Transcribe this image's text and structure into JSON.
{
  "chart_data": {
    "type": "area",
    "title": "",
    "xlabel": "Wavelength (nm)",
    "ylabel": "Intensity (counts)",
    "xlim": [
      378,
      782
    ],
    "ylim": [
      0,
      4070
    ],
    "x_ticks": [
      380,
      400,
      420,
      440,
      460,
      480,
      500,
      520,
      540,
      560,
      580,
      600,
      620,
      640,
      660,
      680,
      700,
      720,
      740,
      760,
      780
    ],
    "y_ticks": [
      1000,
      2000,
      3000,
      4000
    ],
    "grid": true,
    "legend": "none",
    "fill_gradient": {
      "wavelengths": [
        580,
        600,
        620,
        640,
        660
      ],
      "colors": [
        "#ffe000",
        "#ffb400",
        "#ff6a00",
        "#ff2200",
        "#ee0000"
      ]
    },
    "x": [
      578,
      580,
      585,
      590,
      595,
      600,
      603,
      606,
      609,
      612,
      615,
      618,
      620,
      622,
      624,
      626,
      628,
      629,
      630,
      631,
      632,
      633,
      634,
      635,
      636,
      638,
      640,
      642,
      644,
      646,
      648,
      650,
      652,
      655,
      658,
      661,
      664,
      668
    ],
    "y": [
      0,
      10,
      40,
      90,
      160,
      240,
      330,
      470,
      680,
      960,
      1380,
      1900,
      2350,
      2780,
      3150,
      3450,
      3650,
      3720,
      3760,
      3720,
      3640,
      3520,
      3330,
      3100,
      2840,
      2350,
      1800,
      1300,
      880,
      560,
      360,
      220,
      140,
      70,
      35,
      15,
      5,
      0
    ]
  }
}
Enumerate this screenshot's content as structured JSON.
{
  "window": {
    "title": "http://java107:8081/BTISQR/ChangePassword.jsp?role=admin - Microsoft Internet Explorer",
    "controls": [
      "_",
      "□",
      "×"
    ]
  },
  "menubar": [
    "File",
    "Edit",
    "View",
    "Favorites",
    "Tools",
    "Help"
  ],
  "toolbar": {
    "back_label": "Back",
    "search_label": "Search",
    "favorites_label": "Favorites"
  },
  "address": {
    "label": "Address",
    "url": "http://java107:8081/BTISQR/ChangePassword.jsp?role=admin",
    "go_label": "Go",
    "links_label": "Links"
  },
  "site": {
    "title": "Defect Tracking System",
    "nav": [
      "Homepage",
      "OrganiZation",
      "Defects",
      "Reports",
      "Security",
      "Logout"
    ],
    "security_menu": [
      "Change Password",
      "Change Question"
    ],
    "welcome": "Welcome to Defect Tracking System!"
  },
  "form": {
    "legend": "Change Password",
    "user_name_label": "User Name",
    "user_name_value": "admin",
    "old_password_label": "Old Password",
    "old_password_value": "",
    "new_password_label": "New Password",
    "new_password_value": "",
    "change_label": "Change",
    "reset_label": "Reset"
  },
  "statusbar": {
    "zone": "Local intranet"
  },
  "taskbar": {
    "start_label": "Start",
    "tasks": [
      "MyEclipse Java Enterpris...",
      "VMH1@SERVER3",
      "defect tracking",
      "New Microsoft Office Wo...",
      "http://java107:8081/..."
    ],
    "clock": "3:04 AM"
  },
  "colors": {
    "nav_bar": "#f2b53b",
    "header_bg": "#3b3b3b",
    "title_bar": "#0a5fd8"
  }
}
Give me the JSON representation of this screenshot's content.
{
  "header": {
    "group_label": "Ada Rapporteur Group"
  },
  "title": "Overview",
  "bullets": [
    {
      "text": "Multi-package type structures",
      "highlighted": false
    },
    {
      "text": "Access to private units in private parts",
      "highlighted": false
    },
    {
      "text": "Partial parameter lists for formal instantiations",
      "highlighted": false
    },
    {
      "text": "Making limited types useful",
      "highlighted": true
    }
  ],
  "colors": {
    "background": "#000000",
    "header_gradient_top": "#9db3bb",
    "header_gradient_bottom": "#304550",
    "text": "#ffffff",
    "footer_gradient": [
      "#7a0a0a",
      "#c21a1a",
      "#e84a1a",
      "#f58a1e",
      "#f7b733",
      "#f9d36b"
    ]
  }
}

————

## What this task involves
Say how many lines above hold the word "text", giving only the count.

## Solution for this task
6